- TO BE DONE -
Look through the data below. Show each line where the string "subtitle" occurs.

- WORKING DATA -
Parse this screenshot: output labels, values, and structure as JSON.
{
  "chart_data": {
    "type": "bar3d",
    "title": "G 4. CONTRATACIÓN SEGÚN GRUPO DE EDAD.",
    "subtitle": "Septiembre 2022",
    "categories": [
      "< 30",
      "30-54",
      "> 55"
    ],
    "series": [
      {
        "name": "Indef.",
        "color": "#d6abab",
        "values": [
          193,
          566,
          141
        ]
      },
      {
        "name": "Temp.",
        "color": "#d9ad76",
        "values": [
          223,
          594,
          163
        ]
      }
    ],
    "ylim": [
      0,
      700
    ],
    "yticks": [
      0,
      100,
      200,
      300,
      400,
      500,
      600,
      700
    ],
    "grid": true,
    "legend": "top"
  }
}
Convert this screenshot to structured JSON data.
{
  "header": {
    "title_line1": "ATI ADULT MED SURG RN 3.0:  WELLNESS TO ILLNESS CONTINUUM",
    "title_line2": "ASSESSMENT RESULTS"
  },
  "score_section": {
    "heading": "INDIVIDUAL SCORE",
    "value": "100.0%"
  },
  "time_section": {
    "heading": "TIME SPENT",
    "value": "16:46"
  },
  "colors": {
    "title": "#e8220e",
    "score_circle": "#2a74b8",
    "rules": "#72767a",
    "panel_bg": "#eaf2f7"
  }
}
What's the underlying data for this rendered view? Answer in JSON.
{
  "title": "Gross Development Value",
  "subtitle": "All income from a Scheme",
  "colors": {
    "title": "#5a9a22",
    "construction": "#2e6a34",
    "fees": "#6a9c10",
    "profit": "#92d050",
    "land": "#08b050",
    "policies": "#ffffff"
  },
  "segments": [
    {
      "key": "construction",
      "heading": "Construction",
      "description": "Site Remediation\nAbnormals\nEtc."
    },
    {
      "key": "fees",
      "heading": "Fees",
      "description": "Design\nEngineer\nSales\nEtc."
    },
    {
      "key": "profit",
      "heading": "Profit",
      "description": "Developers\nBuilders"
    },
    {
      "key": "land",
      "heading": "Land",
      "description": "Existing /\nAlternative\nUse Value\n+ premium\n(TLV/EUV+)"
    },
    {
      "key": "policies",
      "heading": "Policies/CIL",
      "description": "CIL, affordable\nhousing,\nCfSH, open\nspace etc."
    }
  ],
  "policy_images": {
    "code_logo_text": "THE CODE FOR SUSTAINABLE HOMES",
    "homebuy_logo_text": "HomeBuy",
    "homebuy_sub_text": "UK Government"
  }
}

- EXERCISE ANSWER -
    "subtitle": "Septiembre 2022",
  "subtitle": "All income from a Scheme",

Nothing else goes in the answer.